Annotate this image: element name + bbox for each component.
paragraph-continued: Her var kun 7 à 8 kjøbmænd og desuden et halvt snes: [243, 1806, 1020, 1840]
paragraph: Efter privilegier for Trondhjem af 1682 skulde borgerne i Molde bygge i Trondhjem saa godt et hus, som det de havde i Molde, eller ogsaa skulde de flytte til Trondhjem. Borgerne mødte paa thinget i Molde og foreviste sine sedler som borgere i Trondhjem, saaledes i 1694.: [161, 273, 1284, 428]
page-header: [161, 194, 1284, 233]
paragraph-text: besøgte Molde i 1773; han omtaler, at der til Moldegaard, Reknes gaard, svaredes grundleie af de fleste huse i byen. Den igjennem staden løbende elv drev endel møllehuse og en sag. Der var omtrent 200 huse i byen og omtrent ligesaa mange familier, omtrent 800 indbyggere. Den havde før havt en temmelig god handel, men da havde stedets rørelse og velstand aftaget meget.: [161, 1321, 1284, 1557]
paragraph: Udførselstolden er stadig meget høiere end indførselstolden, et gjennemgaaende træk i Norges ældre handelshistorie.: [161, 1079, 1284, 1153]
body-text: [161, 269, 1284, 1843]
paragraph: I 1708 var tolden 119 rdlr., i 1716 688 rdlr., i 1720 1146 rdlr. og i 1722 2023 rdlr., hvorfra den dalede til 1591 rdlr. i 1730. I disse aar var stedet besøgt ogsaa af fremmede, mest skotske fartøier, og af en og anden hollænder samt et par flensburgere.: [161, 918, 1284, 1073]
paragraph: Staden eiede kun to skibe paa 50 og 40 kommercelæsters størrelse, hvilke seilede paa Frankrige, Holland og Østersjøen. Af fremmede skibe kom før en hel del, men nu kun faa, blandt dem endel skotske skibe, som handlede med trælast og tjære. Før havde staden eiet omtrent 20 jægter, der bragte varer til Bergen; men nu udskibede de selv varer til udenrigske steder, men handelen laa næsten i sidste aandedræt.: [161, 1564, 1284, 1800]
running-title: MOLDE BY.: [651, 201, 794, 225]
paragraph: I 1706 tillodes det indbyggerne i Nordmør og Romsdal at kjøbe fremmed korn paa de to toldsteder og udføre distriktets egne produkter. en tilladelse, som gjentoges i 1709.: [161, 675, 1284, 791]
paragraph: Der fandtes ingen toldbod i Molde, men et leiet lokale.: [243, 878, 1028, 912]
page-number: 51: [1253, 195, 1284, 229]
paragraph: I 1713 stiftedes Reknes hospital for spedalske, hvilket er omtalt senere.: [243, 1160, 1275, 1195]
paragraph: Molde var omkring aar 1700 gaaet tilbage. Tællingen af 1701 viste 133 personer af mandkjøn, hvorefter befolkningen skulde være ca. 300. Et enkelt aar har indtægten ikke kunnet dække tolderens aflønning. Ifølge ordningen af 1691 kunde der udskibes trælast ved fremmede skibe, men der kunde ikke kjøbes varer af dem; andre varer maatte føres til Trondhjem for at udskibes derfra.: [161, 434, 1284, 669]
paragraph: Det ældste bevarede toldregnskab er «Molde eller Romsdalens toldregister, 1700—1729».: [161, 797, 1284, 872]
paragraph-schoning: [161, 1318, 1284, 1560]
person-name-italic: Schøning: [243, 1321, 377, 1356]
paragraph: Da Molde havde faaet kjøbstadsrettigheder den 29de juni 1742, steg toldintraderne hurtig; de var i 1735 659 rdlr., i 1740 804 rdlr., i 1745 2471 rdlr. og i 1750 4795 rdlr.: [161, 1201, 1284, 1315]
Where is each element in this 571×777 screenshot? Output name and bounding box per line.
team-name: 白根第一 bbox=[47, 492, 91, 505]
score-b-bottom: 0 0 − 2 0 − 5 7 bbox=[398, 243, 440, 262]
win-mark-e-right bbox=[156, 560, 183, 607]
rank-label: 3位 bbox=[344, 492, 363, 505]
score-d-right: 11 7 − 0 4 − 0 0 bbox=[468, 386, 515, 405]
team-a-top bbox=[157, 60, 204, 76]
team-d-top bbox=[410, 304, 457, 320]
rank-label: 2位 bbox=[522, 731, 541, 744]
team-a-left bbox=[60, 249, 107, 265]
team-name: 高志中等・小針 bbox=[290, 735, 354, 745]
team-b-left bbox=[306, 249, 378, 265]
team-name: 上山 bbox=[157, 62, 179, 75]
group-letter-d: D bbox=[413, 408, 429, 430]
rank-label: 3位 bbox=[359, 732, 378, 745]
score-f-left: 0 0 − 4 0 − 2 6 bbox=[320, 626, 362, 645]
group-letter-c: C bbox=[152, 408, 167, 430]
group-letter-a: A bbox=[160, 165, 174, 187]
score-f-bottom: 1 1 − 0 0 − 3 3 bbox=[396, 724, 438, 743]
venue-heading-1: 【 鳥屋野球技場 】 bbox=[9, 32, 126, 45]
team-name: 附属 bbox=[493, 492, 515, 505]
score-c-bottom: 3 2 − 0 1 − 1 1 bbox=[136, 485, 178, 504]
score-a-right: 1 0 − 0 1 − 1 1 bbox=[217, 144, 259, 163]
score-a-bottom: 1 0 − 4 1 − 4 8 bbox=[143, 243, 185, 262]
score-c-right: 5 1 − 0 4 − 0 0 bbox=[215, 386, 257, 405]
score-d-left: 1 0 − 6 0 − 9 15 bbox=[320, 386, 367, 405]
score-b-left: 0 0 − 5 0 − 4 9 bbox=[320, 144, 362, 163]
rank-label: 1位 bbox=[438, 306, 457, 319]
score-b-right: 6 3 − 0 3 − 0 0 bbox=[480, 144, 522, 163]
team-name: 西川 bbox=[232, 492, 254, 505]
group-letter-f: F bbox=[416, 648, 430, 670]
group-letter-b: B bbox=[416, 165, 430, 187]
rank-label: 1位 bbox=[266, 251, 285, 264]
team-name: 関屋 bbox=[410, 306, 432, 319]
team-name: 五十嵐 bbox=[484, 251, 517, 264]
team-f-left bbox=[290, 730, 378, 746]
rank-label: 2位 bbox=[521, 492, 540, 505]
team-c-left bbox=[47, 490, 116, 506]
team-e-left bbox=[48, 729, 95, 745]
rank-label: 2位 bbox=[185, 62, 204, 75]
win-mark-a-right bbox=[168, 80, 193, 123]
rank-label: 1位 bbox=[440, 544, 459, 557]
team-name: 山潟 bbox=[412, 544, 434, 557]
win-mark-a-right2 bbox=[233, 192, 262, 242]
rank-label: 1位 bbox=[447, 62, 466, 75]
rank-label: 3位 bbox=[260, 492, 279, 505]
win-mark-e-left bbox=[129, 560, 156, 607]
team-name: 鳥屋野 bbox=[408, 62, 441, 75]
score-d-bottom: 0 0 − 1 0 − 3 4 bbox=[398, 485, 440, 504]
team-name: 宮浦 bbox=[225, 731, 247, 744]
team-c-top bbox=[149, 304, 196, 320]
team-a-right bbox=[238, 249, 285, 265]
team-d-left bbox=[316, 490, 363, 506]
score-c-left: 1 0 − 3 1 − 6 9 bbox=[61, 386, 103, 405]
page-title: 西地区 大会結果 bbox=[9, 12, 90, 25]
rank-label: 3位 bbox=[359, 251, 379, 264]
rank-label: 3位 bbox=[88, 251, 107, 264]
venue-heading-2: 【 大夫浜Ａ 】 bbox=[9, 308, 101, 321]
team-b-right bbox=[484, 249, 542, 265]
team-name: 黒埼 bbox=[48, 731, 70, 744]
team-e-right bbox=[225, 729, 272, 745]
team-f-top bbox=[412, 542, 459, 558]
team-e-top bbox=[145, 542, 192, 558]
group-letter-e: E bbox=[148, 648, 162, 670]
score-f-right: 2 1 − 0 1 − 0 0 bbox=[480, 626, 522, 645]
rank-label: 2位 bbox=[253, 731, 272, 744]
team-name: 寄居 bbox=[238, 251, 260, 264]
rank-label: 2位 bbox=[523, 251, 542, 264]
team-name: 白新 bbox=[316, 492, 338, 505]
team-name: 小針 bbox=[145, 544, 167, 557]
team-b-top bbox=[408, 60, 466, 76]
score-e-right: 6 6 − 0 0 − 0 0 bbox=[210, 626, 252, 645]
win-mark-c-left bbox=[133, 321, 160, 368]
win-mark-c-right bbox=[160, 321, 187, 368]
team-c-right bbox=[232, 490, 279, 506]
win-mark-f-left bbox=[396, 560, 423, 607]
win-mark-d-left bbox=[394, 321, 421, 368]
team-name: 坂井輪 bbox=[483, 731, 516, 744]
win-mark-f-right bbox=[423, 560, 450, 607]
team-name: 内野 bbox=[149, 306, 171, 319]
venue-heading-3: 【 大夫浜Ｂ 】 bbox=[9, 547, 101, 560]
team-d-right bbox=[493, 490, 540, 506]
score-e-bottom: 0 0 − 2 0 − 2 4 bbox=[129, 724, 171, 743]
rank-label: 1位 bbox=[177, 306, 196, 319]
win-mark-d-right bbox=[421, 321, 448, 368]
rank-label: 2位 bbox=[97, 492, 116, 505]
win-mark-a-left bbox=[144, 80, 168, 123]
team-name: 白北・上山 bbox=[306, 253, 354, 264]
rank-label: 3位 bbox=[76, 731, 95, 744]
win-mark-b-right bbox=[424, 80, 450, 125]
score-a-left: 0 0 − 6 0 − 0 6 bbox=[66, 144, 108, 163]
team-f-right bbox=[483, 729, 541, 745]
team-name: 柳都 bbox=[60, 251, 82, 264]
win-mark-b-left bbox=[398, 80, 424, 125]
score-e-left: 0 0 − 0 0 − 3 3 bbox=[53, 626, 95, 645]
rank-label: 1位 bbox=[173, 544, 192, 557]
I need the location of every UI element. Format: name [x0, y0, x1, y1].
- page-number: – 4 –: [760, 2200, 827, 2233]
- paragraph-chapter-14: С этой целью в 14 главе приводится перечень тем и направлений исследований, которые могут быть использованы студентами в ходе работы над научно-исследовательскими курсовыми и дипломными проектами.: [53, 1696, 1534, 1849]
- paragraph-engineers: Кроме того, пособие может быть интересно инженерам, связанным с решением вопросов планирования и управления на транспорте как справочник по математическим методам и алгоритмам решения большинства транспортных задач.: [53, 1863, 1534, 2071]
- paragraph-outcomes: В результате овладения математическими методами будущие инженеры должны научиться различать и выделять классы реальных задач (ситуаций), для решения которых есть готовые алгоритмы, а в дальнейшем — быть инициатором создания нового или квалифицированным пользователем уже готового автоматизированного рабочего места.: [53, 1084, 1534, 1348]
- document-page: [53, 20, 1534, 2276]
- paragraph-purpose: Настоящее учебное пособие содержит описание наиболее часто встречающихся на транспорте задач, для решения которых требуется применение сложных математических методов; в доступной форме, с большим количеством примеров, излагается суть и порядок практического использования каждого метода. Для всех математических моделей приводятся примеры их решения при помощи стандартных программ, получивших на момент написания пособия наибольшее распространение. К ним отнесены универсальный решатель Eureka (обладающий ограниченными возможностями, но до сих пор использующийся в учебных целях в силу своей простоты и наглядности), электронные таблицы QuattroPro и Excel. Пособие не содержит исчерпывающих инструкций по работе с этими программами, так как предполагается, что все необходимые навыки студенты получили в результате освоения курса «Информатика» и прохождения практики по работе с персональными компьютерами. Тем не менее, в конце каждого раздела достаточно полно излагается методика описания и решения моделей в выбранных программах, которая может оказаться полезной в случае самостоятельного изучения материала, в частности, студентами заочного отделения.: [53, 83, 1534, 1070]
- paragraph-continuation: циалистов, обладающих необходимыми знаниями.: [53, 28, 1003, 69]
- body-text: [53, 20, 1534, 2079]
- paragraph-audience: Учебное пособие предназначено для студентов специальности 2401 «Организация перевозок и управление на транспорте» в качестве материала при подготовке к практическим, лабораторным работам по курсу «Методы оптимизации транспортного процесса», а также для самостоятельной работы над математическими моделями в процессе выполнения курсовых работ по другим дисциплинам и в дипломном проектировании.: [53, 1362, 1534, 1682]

Task instructions ▸ Please repeat the entries from the first line through the line containing "paragraph-continued: Her var", switching "bbox" to "bounding box" and leaving the rest unchanged.

Result for this exercise ▸
Annotate this image: element name + bounding box for each component.
paragraph-continued: Her var kun 7 à 8 kjøbmænd og desuden et halvt snes: [243, 1806, 1020, 1840]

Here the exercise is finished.